Copy each line that holds "solar".

==== GIVEN RECORDS ====

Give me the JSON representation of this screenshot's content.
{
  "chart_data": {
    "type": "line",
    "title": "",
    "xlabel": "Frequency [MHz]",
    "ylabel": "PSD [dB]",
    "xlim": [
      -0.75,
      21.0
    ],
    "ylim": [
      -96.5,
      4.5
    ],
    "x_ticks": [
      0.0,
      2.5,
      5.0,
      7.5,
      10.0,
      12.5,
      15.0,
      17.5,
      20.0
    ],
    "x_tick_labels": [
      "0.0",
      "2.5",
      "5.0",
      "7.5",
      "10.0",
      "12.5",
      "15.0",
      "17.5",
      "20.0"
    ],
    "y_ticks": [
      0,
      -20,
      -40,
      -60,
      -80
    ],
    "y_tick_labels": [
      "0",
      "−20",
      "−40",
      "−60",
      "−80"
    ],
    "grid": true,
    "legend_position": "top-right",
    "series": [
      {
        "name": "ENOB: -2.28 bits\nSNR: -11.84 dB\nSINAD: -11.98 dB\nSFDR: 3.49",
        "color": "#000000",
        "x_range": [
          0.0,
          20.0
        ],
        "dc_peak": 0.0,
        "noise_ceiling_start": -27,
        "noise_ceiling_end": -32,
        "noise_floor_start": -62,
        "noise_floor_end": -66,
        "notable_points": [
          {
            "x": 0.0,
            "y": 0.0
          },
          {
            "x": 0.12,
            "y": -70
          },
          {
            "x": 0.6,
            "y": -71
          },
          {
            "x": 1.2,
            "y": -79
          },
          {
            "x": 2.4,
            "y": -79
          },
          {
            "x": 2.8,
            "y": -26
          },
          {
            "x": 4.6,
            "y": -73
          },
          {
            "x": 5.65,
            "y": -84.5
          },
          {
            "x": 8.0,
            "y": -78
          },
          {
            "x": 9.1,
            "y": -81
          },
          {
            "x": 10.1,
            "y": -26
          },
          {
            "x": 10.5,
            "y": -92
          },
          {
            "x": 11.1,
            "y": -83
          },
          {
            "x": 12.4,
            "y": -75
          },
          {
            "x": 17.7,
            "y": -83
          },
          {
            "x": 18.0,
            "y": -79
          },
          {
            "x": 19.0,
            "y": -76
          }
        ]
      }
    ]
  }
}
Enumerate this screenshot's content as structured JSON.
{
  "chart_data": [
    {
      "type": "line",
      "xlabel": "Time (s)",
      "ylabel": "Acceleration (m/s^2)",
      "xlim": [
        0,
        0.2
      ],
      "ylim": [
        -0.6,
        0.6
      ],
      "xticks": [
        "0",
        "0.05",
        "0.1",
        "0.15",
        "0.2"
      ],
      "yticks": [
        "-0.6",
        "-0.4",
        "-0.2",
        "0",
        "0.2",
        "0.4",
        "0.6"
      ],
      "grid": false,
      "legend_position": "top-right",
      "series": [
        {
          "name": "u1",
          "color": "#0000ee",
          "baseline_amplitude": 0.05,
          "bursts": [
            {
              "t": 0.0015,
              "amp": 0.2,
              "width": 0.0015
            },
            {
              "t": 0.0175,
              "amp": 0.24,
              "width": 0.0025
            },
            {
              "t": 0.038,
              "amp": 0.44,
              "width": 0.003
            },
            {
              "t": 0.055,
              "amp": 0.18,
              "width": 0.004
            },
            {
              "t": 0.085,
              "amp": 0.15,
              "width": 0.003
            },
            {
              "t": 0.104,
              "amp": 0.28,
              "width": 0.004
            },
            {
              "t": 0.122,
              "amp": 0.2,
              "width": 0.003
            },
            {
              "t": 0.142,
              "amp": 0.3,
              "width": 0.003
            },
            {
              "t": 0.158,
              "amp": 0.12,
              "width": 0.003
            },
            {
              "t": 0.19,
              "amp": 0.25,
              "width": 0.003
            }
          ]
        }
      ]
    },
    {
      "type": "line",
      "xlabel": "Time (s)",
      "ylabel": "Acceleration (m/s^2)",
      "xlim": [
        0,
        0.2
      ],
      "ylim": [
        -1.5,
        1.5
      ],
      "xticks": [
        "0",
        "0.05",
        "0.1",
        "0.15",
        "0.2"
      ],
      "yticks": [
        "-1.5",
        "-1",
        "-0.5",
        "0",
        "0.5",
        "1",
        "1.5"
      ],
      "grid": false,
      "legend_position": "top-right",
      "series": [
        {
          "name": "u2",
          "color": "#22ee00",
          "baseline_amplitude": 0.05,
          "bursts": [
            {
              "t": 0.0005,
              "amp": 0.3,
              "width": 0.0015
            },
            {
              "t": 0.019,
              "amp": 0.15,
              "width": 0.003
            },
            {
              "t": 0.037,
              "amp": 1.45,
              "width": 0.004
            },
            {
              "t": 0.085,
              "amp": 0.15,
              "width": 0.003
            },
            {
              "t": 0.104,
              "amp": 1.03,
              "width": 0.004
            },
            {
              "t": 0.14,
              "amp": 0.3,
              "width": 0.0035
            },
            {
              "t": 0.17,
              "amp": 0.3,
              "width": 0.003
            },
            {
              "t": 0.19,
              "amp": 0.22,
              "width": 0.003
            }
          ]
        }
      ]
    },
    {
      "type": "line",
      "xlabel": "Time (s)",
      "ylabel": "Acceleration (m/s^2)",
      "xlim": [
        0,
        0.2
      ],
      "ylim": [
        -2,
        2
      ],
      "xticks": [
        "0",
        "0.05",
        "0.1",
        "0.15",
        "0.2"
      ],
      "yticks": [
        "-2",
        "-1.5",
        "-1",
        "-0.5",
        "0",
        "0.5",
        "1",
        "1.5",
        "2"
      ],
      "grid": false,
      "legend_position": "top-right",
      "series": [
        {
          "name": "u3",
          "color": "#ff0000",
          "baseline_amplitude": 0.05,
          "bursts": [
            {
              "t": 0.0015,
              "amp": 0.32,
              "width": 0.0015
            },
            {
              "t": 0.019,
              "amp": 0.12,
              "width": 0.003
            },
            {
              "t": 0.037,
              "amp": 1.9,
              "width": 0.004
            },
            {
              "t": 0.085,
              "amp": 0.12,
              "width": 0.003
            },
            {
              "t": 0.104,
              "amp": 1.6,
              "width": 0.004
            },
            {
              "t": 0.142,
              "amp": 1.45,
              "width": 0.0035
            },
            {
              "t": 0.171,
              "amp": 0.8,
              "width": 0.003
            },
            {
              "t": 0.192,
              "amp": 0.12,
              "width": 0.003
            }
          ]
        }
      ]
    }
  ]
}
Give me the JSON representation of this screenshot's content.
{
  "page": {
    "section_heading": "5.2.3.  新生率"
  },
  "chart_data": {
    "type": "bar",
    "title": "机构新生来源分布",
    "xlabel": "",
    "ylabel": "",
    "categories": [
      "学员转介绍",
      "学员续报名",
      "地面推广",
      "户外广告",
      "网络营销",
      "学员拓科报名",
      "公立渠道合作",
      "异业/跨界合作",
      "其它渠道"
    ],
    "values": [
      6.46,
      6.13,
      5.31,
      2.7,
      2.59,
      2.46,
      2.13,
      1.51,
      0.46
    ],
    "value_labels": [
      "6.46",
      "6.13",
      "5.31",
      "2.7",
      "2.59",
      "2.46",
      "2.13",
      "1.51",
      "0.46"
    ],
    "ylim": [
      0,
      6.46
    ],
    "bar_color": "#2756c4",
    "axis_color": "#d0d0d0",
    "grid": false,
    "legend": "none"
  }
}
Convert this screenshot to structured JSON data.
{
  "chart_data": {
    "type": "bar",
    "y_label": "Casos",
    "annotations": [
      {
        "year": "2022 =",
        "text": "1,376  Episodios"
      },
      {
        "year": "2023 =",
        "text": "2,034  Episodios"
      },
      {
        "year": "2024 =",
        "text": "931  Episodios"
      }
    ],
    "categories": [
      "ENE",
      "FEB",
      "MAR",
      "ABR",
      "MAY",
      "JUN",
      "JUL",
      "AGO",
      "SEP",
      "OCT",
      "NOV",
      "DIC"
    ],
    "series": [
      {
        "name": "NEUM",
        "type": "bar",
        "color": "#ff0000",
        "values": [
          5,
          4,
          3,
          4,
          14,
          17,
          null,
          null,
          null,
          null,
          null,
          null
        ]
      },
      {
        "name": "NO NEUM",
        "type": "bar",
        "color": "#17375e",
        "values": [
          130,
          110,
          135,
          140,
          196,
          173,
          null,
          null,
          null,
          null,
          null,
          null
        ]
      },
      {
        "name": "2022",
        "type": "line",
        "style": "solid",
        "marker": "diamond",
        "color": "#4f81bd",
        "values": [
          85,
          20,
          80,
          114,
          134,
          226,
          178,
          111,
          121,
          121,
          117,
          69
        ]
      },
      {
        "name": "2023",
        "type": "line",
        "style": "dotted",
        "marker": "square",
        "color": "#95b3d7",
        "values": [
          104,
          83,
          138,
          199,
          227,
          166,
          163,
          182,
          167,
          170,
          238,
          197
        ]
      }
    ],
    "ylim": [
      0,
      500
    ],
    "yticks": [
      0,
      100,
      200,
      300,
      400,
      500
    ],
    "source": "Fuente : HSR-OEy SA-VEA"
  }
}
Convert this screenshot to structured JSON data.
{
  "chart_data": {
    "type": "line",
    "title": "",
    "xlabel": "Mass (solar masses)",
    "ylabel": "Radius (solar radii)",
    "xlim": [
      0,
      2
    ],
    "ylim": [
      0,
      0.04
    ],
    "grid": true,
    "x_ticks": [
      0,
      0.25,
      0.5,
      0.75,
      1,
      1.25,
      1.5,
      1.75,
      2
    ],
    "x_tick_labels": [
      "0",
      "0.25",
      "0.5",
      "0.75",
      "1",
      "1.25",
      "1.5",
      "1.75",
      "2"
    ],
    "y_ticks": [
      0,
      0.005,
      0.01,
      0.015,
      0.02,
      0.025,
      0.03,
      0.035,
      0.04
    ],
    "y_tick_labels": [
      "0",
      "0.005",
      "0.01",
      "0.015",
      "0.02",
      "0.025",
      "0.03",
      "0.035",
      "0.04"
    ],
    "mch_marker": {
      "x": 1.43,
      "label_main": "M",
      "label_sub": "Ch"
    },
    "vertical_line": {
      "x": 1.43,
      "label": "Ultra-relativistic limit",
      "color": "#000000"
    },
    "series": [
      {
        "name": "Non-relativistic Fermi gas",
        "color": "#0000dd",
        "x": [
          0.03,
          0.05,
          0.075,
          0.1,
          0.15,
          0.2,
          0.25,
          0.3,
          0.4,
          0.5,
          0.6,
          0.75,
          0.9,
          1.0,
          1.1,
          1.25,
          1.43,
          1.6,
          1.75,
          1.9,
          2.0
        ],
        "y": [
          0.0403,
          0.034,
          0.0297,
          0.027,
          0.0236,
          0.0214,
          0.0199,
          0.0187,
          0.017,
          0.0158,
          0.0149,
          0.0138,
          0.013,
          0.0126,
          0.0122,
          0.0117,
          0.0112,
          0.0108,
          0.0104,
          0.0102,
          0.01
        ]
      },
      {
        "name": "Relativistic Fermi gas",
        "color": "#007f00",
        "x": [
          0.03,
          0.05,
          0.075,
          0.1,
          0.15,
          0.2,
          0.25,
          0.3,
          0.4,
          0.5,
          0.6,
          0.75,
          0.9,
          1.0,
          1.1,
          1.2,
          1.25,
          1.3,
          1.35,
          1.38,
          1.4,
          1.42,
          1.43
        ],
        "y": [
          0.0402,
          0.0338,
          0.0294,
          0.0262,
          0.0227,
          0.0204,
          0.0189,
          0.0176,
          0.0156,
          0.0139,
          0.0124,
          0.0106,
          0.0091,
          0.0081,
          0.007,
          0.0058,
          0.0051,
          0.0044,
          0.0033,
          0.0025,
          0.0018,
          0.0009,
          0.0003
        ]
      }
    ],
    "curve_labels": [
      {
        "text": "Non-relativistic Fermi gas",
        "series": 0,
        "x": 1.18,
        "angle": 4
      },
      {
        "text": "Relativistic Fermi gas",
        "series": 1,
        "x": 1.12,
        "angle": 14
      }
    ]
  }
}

====

COMPLETED TASK →
    "xlabel": "Mass (solar masses)",
    "ylabel": "Radius (solar radii)",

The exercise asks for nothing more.